• **PROMPT 1**: Rewrite the excerpt on the six cases, starting at the words "For each of" and stopping after "(v) of Definition 1.". Use "investor" in place of "agent".
• **PROMPT 2**: Translate this sentence from the excerpt on the six cases into Spanish: "For all six cases, the fractions of each security sum to one."
• **PROMPT 3**: Please write what follows the final sentence of the excerpt on the six cases.

======== SUPPLIED PASSAGE ========

If instead \(D\le 0\), the expressions for \(\{m_{i}({\lambda })\}_{i=1}^{3}\) are

$$\begin{aligned} m_{1}({\lambda })= & {} w_{1}({\lambda })-\frac{\rho t_{d}P_{s}}{ \rho +\phi +\nu }-K_{1}\left[ \frac{\rho \left( 1-t_{d}\right) }{\rho +\phi +\nu }-\frac{\rho \left( 1-t_{d}\right) }{\rho +\phi +\alpha }\right] , \\ m_{2}({\lambda })= & {} w_{2}({\lambda })-\frac{\phi t_{d}P_{s}}{ \rho +\phi +\nu }-K_{1}\left[ \frac{\phi \left( 1-t_{d}\right) }{\rho +\phi +\nu }-\frac{\phi \left( 1-t_{d}\right) }{\rho +\phi +\alpha }\right] , \\ m_{3}({\lambda })= & {} w_{3}({\lambda })-\frac{\nu t_{d}P_{s}}{ \rho +\phi +\nu }-K_{1}\left[ \frac{\nu \left( 1-t_{d}\right) }{\rho +\phi +\nu }-\frac{\alpha \left( 1-t_{d}\right) }{\rho +\phi +\alpha }\right] . \end{aligned}$$

Lastly consider \(0<K_{1}\le K_{2}\). If \(D>0\), the expressions for \(\{m_{i}({\lambda })\}_{i=1}^{3}\) are

$$\begin{aligned} m_{1}({\lambda })= & {} w_{1}({\lambda })-\frac{\rho t_{d}P_{s}}{ \rho +\phi +\alpha }-\frac{\rho t_{d}P_{j}}{\rho +\tau +\alpha }, \\ m_{2}({\lambda })= & {} w_{2}({\lambda })-\frac{\phi t_{d}P_{s}}{ \rho +\phi +\alpha }-\frac{\tau t_{d}P_{j}}{\rho +\tau +\alpha }, \\ m_{3}({\lambda })= & {} w_{3}({\lambda })-\frac{\alpha t_{d}P_{s} }{\rho +\phi +\alpha }-\frac{\alpha t_{d}P_{j}}{\rho +\tau +\alpha }. \end{aligned}$$

If instead \(D\le 0\), the expressions for \(\{m_{i}({\lambda })\}_{i=1}^{3}\) are

$$\begin{aligned} m_{1}({\lambda })= & {} w_{1}({\lambda })-\frac{\rho t_{d}P_{s}}{ \rho +\phi +\alpha }-\frac{\rho t_{d}P_{j}}{\rho +\phi +\nu }, \\ m_{2}({\lambda })= & {} w_{2}({\lambda })-\frac{\phi t_{d}P_{s}}{ \rho +\phi +\alpha }-\frac{\phi t_{d}P_{j}}{\rho +\phi +\nu }, \\ m_{3}({\lambda })= & {} w_{3}({\lambda })-\frac{\alpha t_{d}P_{s} }{\rho +\phi +\alpha }-\frac{\nu t_{d}P_{j}}{\rho +\phi +\nu }. \end{aligned}$$

For each of the six cases, it is easy to verify that \(d_{1}( {\lambda })+d_{2}({\lambda })+d_{3}({\lambda })=0\). Parts (ii)–(iv) of Proposition 1 give the fraction of equity, senior debt, and junior debt that is held by each agent in each of the six cases. For all six cases, the fractions of each security sum to one. This verifies condition (v) of Definition 1.

======== EXCERPTED RECORDS ========

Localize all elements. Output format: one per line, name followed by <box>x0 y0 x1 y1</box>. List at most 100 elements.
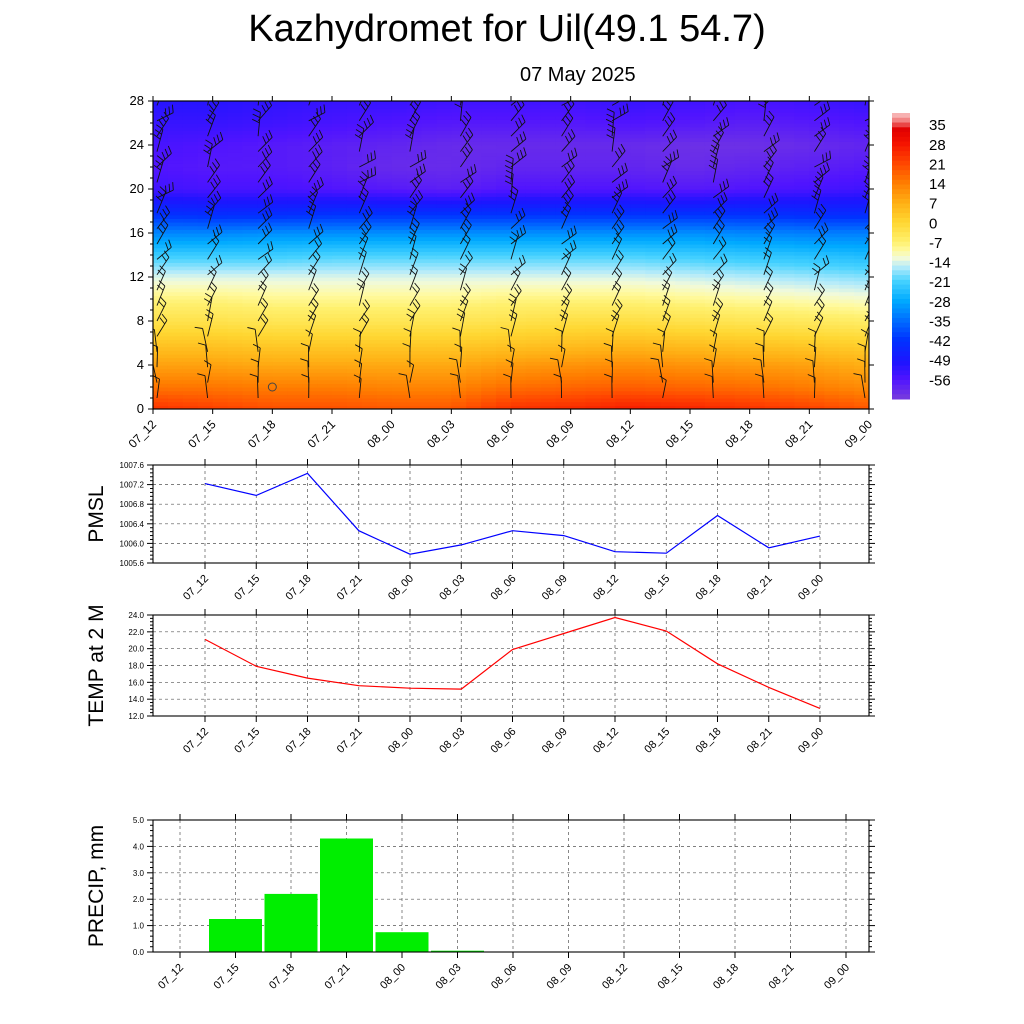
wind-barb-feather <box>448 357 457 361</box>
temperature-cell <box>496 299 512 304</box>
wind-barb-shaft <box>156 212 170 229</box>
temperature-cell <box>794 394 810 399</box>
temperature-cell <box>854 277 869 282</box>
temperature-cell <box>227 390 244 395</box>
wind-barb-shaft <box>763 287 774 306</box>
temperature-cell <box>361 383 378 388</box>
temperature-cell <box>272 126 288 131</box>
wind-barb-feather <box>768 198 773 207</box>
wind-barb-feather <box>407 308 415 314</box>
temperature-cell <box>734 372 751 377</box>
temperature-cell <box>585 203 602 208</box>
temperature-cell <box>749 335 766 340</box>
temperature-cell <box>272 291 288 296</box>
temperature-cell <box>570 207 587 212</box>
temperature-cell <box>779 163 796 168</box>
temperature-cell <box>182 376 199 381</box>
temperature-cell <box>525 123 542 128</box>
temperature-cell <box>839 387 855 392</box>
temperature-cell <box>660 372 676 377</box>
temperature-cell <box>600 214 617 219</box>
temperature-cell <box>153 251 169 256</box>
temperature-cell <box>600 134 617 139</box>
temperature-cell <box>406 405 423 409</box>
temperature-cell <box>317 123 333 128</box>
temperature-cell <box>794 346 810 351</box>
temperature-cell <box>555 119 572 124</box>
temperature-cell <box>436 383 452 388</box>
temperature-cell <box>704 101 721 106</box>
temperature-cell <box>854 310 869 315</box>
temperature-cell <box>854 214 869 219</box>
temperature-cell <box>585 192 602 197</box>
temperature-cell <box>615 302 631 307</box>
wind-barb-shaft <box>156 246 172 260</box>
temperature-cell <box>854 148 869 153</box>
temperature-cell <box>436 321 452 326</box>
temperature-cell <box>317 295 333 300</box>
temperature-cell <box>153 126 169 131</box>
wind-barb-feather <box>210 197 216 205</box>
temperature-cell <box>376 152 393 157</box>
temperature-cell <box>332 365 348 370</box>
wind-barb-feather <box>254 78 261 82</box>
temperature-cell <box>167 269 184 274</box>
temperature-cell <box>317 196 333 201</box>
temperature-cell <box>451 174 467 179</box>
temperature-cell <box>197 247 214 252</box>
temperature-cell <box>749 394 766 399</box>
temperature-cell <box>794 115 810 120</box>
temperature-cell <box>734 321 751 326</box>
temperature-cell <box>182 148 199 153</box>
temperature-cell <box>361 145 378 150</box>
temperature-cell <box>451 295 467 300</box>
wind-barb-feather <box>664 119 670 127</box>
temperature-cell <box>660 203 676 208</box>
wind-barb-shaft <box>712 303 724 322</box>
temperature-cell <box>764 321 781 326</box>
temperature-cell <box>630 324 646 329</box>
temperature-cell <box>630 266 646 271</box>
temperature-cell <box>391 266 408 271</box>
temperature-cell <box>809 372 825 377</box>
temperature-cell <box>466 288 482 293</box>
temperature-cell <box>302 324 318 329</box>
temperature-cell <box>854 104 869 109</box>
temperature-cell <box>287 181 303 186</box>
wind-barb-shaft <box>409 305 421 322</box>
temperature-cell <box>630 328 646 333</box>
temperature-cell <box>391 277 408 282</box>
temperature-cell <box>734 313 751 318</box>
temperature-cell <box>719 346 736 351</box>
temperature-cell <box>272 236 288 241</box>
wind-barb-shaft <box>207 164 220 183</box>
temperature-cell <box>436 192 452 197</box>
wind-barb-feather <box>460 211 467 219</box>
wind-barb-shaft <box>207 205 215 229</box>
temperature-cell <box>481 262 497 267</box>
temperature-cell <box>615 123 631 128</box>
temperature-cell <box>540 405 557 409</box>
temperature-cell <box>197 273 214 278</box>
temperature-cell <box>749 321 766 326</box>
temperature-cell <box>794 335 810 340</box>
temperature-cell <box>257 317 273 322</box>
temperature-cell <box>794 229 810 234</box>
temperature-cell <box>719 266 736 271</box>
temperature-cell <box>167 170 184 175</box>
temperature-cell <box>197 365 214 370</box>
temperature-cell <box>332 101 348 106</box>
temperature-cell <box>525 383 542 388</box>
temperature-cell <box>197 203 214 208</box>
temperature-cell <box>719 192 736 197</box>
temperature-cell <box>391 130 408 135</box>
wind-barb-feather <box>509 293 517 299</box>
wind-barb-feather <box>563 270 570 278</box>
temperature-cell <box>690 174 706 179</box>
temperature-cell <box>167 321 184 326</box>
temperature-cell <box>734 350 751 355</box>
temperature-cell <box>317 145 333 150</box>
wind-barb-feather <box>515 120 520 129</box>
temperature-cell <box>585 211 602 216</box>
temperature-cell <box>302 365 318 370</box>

========
======== EXCERPTED RECORDS ========

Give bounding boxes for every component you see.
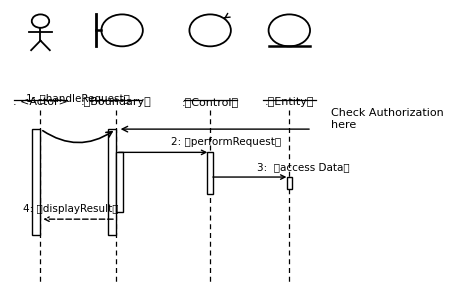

========

• **RIGHT ANSWER 1**:
For each of the six cases, it is easy to verify that \(d_{1}( {\lambda })+d_{2}({\lambda })+d_{3}({\lambda })=0\). Parts (ii)–(iv) of Proposition 1 give the fraction of equity, senior debt, and junior debt that is held by each investor in each of the six cases. For all six cases, the fractions of each security sum to one. This verifies condition (v) of Definition 1.

• **RIGHT ANSWER 2**: En los seis casos, las fracciones de cada título suman uno.

• **RIGHT ANSWER 3**:
If \(K_{1}\le K_{2}\le 0\), then \(N({\lambda })=1\) and there is only equity in the capital structure. The after-tax equity payoff is

$$\begin{aligned} g_{1}(Y,{\lambda })=P_{e}+(1-t_{e})(1-t_{c})(Y-P_{e}), \end{aligned}$$

which coincides with the total after-tax payoff \(f(Y,{\lambda })\). See item 12 of Table 1. If \(K_{1}\le 0<K_{2}\), then \(N({\lambda })=2\) and the capital structure contains equity and senior debt with face value \(K_{2}\). In this case the after-tax equity payoff is

$$\begin{aligned} g_{1}(Y,{\lambda })=P_{e}+(1-t_{e})(1-t_{c})(\max [0,Y-K_{2}]-P_{e}), \end{aligned}$$

(15)

while the after-tax senior debt payoff is \(g_{2}(Y,{\lambda })=P_{s}+(1-t_{d})(\min [Y,K_{2}]-P_{s})\).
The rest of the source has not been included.